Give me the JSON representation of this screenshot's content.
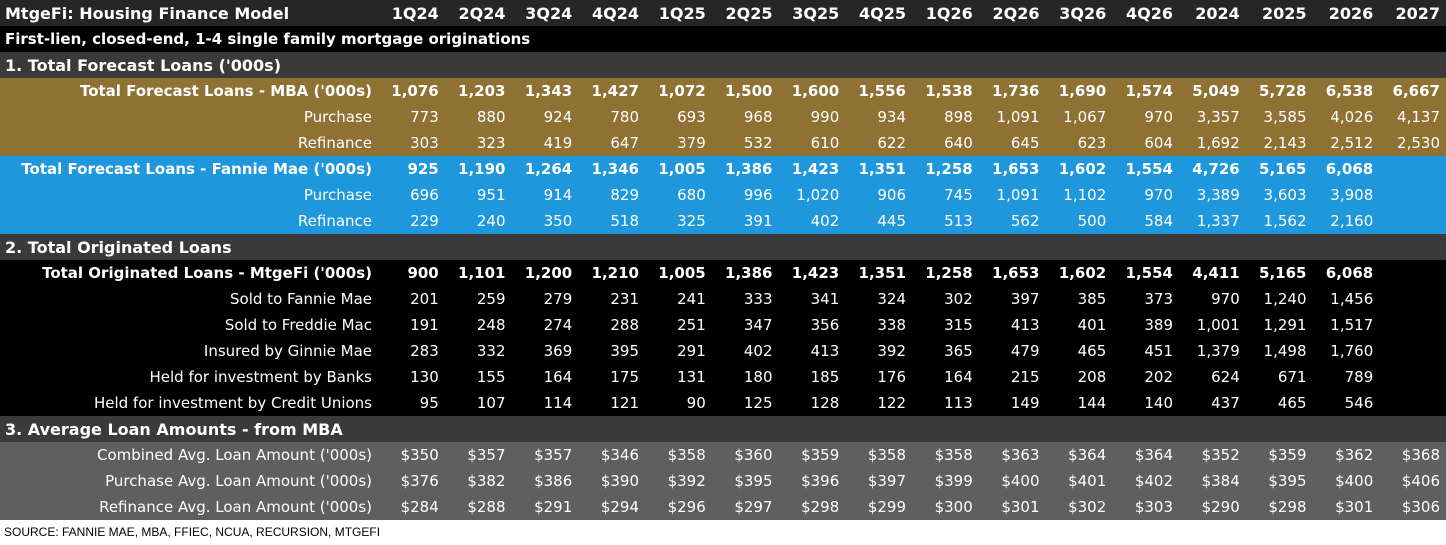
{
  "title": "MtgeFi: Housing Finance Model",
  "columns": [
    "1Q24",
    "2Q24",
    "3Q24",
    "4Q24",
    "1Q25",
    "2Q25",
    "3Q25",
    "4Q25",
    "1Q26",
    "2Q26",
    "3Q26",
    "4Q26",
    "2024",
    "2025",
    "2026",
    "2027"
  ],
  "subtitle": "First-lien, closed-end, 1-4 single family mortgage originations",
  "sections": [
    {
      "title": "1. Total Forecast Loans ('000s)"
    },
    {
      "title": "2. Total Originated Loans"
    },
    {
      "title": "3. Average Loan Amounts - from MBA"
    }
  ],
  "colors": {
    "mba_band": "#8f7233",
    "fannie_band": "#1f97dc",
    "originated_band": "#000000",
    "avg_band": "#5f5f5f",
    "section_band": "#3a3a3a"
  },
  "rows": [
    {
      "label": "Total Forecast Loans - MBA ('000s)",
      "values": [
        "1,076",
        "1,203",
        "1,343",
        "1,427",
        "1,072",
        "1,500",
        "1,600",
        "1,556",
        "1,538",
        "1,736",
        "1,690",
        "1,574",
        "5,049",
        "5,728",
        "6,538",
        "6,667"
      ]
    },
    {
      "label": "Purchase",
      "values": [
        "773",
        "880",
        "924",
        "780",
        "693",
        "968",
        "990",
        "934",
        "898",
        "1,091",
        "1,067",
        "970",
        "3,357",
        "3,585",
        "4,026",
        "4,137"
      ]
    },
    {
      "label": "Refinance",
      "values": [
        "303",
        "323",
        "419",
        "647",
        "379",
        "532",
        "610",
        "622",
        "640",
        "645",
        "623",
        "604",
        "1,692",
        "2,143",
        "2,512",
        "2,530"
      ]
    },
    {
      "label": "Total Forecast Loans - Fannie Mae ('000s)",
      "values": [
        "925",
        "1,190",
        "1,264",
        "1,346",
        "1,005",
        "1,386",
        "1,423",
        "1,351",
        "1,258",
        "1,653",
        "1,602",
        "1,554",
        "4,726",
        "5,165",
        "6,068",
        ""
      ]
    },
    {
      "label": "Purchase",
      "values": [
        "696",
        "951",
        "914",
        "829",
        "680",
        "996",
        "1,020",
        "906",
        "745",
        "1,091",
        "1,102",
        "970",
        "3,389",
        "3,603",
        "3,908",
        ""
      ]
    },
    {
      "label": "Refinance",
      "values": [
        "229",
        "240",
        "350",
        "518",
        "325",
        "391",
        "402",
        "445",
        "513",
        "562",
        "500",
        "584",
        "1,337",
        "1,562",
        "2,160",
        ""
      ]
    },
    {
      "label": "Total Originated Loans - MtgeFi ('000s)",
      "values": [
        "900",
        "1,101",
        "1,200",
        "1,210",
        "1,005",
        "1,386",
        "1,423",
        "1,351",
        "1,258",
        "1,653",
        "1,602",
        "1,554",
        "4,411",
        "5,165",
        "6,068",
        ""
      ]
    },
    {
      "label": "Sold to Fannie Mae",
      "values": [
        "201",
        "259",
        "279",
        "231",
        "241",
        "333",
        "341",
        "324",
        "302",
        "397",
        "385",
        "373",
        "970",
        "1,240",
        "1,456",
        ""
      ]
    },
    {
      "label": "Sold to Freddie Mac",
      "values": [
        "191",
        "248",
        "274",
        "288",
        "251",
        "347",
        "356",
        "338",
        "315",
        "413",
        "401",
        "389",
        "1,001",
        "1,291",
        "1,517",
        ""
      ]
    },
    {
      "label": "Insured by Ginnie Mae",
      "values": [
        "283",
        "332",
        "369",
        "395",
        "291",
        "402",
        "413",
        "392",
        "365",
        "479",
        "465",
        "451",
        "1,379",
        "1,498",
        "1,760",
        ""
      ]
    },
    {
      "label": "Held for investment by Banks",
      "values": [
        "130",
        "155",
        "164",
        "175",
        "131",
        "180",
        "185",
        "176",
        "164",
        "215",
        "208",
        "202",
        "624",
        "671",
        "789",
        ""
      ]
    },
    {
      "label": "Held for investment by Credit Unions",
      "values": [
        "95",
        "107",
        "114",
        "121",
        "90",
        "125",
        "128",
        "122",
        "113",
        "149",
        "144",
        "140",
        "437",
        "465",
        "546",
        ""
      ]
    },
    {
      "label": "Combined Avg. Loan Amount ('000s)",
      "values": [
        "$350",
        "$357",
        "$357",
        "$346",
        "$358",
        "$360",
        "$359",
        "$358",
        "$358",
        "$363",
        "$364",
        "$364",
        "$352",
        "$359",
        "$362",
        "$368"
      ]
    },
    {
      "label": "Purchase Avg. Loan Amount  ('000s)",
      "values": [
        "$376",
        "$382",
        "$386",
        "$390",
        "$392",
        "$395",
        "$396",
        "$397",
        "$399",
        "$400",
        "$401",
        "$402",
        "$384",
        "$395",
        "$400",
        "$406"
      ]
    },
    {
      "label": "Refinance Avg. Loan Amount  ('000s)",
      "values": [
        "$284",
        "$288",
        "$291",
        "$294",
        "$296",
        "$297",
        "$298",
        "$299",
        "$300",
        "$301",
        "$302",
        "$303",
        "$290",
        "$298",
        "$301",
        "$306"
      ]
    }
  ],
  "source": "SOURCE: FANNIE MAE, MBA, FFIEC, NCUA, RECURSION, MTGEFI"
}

= = = = =

> Set exercise
Quote the material in full and exactly; do not carry over its pictures.

> The response
Give me the JSON representation of this screenshot's content.
{
  "title": "MtgeFi: Housing Finance Model",
  "columns": [
    "1Q24",
    "2Q24",
    "3Q24",
    "4Q24",
    "1Q25",
    "2Q25",
    "3Q25",
    "4Q25",
    "1Q26",
    "2Q26",
    "3Q26",
    "4Q26",
    "2024",
    "2025",
    "2026",
    "2027"
  ],
  "subtitle": "First-lien, closed-end, 1-4 single family mortgage originations",
  "sections": [
    {
      "title": "1. Total Forecast Loans ('000s)"
    },
    {
      "title": "2. Total Originated Loans"
    },
    {
      "title": "3. Average Loan Amounts - from MBA"
    }
  ],
  "colors": {
    "mba_band": "#8f7233",
    "fannie_band": "#1f97dc",
    "originated_band": "#000000",
    "avg_band": "#5f5f5f",
    "section_band": "#3a3a3a"
  },
  "rows": [
    {
      "label": "Total Forecast Loans - MBA ('000s)",
      "values": [
        "1,076",
        "1,203",
        "1,343",
        "1,427",
        "1,072",
        "1,500",
        "1,600",
        "1,556",
        "1,538",
        "1,736",
        "1,690",
        "1,574",
        "5,049",
        "5,728",
        "6,538",
        "6,667"
      ]
    },
    {
      "label": "Purchase",
      "values": [
        "773",
        "880",
        "924",
        "780",
        "693",
        "968",
        "990",
        "934",
        "898",
        "1,091",
        "1,067",
        "970",
        "3,357",
        "3,585",
        "4,026",
        "4,137"
      ]
    },
    {
      "label": "Refinance",
      "values": [
        "303",
        "323",
        "419",
        "647",
        "379",
        "532",
        "610",
        "622",
        "640",
        "645",
        "623",
        "604",
        "1,692",
        "2,143",
        "2,512",
        "2,530"
      ]
    },
    {
      "label": "Total Forecast Loans - Fannie Mae ('000s)",
      "values": [
        "925",
        "1,190",
        "1,264",
        "1,346",
        "1,005",
        "1,386",
        "1,423",
        "1,351",
        "1,258",
        "1,653",
        "1,602",
        "1,554",
        "4,726",
        "5,165",
        "6,068",
        ""
      ]
    },
    {
      "label": "Purchase",
      "values": [
        "696",
        "951",
        "914",
        "829",
        "680",
        "996",
        "1,020",
        "906",
        "745",
        "1,091",
        "1,102",
        "970",
        "3,389",
        "3,603",
        "3,908",
        ""
      ]
    },
    {
      "label": "Refinance",
      "values": [
        "229",
        "240",
        "350",
        "518",
        "325",
        "391",
        "402",
        "445",
        "513",
        "562",
        "500",
        "584",
        "1,337",
        "1,562",
        "2,160",
        ""
      ]
    },
    {
      "label": "Total Originated Loans - MtgeFi ('000s)",
      "values": [
        "900",
        "1,101",
        "1,200",
        "1,210",
        "1,005",
        "1,386",
        "1,423",
        "1,351",
        "1,258",
        "1,653",
        "1,602",
        "1,554",
        "4,411",
        "5,165",
        "6,068",
        ""
      ]
    },
    {
      "label": "Sold to Fannie Mae",
      "values": [
        "201",
        "259",
        "279",
        "231",
        "241",
        "333",
        "341",
        "324",
        "302",
        "397",
        "385",
        "373",
        "970",
        "1,240",
        "1,456",
        ""
      ]
    },
    {
      "label": "Sold to Freddie Mac",
      "values": [
        "191",
        "248",
        "274",
        "288",
        "251",
        "347",
        "356",
        "338",
        "315",
        "413",
        "401",
        "389",
        "1,001",
        "1,291",
        "1,517",
        ""
      ]
    },
    {
      "label": "Insured by Ginnie Mae",
      "values": [
        "283",
        "332",
        "369",
        "395",
        "291",
        "402",
        "413",
        "392",
        "365",
        "479",
        "465",
        "451",
        "1,379",
        "1,498",
        "1,760",
        ""
      ]
    },
    {
      "label": "Held for investment by Banks",
      "values": [
        "130",
        "155",
        "164",
        "175",
        "131",
        "180",
        "185",
        "176",
        "164",
        "215",
        "208",
        "202",
        "624",
        "671",
        "789",
        ""
      ]
    },
    {
      "label": "Held for investment by Credit Unions",
      "values": [
        "95",
        "107",
        "114",
        "121",
        "90",
        "125",
        "128",
        "122",
        "113",
        "149",
        "144",
        "140",
        "437",
        "465",
        "546",
        ""
      ]
    },
    {
      "label": "Combined Avg. Loan Amount ('000s)",
      "values": [
        "$350",
        "$357",
        "$357",
        "$346",
        "$358",
        "$360",
        "$359",
        "$358",
        "$358",
        "$363",
        "$364",
        "$364",
        "$352",
        "$359",
        "$362",
        "$368"
      ]
    },
    {
      "label": "Purchase Avg. Loan Amount  ('000s)",
      "values": [
        "$376",
        "$382",
        "$386",
        "$390",
        "$392",
        "$395",
        "$396",
        "$397",
        "$399",
        "$400",
        "$401",
        "$402",
        "$384",
        "$395",
        "$400",
        "$406"
      ]
    },
    {
      "label": "Refinance Avg. Loan Amount  ('000s)",
      "values": [
        "$284",
        "$288",
        "$291",
        "$294",
        "$296",
        "$297",
        "$298",
        "$299",
        "$300",
        "$301",
        "$302",
        "$303",
        "$290",
        "$298",
        "$301",
        "$306"
      ]
    }
  ],
  "source": "SOURCE: FANNIE MAE, MBA, FFIEC, NCUA, RECURSION, MTGEFI"
}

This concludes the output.